··· SUPPLIED RECORDS
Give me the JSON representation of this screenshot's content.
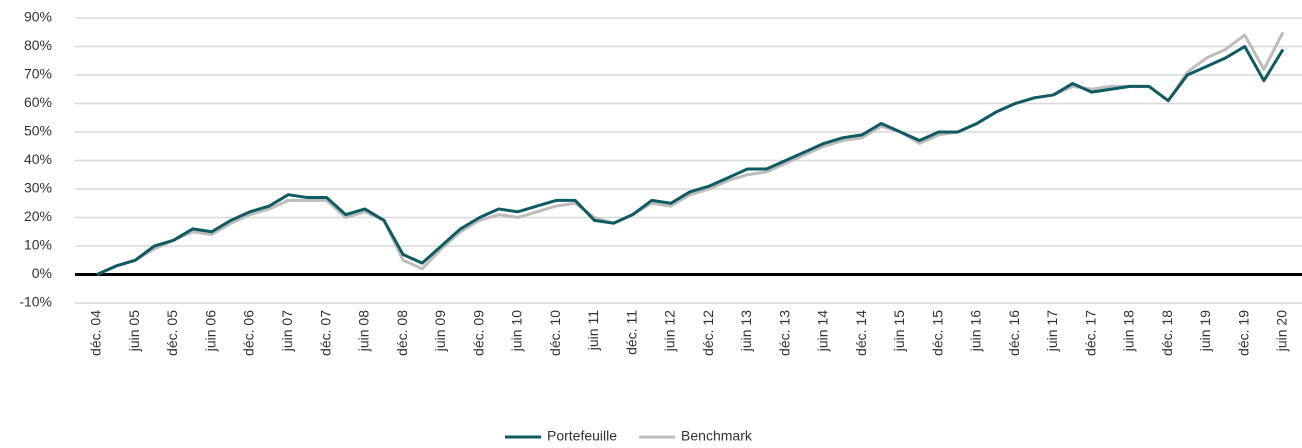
{
  "chart_data": {
    "type": "line",
    "categories": [
      "déc. 04",
      null,
      "juin 05",
      null,
      "déc. 05",
      null,
      "juin 06",
      null,
      "déc. 06",
      null,
      "juin 07",
      null,
      "déc. 07",
      null,
      "juin 08",
      null,
      "déc. 08",
      null,
      "juin 09",
      null,
      "déc. 09",
      null,
      "juin 10",
      null,
      "déc. 10",
      null,
      "juin 11",
      null,
      "déc. 11",
      null,
      "juin 12",
      null,
      "déc. 12",
      null,
      "juin 13",
      null,
      "déc. 13",
      null,
      "juin 14",
      null,
      "déc. 14",
      null,
      "juin 15",
      null,
      "déc. 15",
      null,
      "juin 16",
      null,
      "déc. 16",
      null,
      "juin 17",
      null,
      "déc. 17",
      null,
      "juin 18",
      null,
      "déc. 18",
      null,
      "juin 19",
      null,
      "déc. 19",
      null,
      "juin 20"
    ],
    "series": [
      {
        "name": "Portefeuille",
        "color": "#0f5a63",
        "values": [
          0,
          3,
          5,
          10,
          12,
          16,
          15,
          19,
          22,
          24,
          28,
          27,
          27,
          21,
          23,
          19,
          7,
          4,
          10,
          16,
          20,
          23,
          22,
          24,
          26,
          26,
          19,
          18,
          21,
          26,
          25,
          29,
          31,
          34,
          37,
          37,
          40,
          43,
          46,
          48,
          49,
          53,
          50,
          47,
          50,
          50,
          53,
          57,
          60,
          62,
          63,
          67,
          64,
          65,
          66,
          66,
          61,
          70,
          73,
          76,
          80,
          68,
          79
        ]
      },
      {
        "name": "Benchmark",
        "color": "#bdbdbd",
        "values": [
          0,
          3,
          5,
          9,
          12,
          15,
          14,
          18,
          21,
          23,
          26,
          26,
          26,
          20,
          22,
          19,
          5,
          2,
          9,
          15,
          19,
          21,
          20,
          22,
          24,
          25,
          20,
          18,
          21,
          25,
          24,
          28,
          30,
          33,
          35,
          36,
          39,
          42,
          45,
          47,
          48,
          52,
          50,
          46,
          49,
          50,
          53,
          57,
          60,
          62,
          63,
          66,
          65,
          66,
          66,
          66,
          61,
          71,
          76,
          79,
          84,
          72,
          85
        ]
      }
    ],
    "ylim": [
      -10,
      90
    ],
    "yticks": [
      {
        "value": -10,
        "label": "-10%"
      },
      {
        "value": 0,
        "label": "0%"
      },
      {
        "value": 10,
        "label": "10%"
      },
      {
        "value": 20,
        "label": "20%"
      },
      {
        "value": 30,
        "label": "30%"
      },
      {
        "value": 40,
        "label": "40%"
      },
      {
        "value": 50,
        "label": "50%"
      },
      {
        "value": 60,
        "label": "60%"
      },
      {
        "value": 70,
        "label": "70%"
      },
      {
        "value": 80,
        "label": "80%"
      },
      {
        "value": 90,
        "label": "90%"
      }
    ],
    "grid": true
  }
}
······
PROBLEM TO WORK ON => Retype each line of the listing above word for word. Exclude the pictures.

SOLUTION FOR THIS EXERCISE =>
Give me the JSON representation of this screenshot's content.
{
  "chart_data": {
    "type": "line",
    "categories": [
      "déc. 04",
      null,
      "juin 05",
      null,
      "déc. 05",
      null,
      "juin 06",
      null,
      "déc. 06",
      null,
      "juin 07",
      null,
      "déc. 07",
      null,
      "juin 08",
      null,
      "déc. 08",
      null,
      "juin 09",
      null,
      "déc. 09",
      null,
      "juin 10",
      null,
      "déc. 10",
      null,
      "juin 11",
      null,
      "déc. 11",
      null,
      "juin 12",
      null,
      "déc. 12",
      null,
      "juin 13",
      null,
      "déc. 13",
      null,
      "juin 14",
      null,
      "déc. 14",
      null,
      "juin 15",
      null,
      "déc. 15",
      null,
      "juin 16",
      null,
      "déc. 16",
      null,
      "juin 17",
      null,
      "déc. 17",
      null,
      "juin 18",
      null,
      "déc. 18",
      null,
      "juin 19",
      null,
      "déc. 19",
      null,
      "juin 20"
    ],
    "series": [
      {
        "name": "Portefeuille",
        "color": "#0f5a63",
        "values": [
          0,
          3,
          5,
          10,
          12,
          16,
          15,
          19,
          22,
          24,
          28,
          27,
          27,
          21,
          23,
          19,
          7,
          4,
          10,
          16,
          20,
          23,
          22,
          24,
          26,
          26,
          19,
          18,
          21,
          26,
          25,
          29,
          31,
          34,
          37,
          37,
          40,
          43,
          46,
          48,
          49,
          53,
          50,
          47,
          50,
          50,
          53,
          57,
          60,
          62,
          63,
          67,
          64,
          65,
          66,
          66,
          61,
          70,
          73,
          76,
          80,
          68,
          79
        ]
      },
      {
        "name": "Benchmark",
        "color": "#bdbdbd",
        "values": [
          0,
          3,
          5,
          9,
          12,
          15,
          14,
          18,
          21,
          23,
          26,
          26,
          26,
          20,
          22,
          19,
          5,
          2,
          9,
          15,
          19,
          21,
          20,
          22,
          24,
          25,
          20,
          18,
          21,
          25,
          24,
          28,
          30,
          33,
          35,
          36,
          39,
          42,
          45,
          47,
          48,
          52,
          50,
          46,
          49,
          50,
          53,
          57,
          60,
          62,
          63,
          66,
          65,
          66,
          66,
          66,
          61,
          71,
          76,
          79,
          84,
          72,
          85
        ]
      }
    ],
    "ylim": [
      -10,
      90
    ],
    "yticks": [
      {
        "value": -10,
        "label": "-10%"
      },
      {
        "value": 0,
        "label": "0%"
      },
      {
        "value": 10,
        "label": "10%"
      },
      {
        "value": 20,
        "label": "20%"
      },
      {
        "value": 30,
        "label": "30%"
      },
      {
        "value": 40,
        "label": "40%"
      },
      {
        "value": 50,
        "label": "50%"
      },
      {
        "value": 60,
        "label": "60%"
      },
      {
        "value": 70,
        "label": "70%"
      },
      {
        "value": 80,
        "label": "80%"
      },
      {
        "value": 90,
        "label": "90%"
      }
    ],
    "grid": true
  }
}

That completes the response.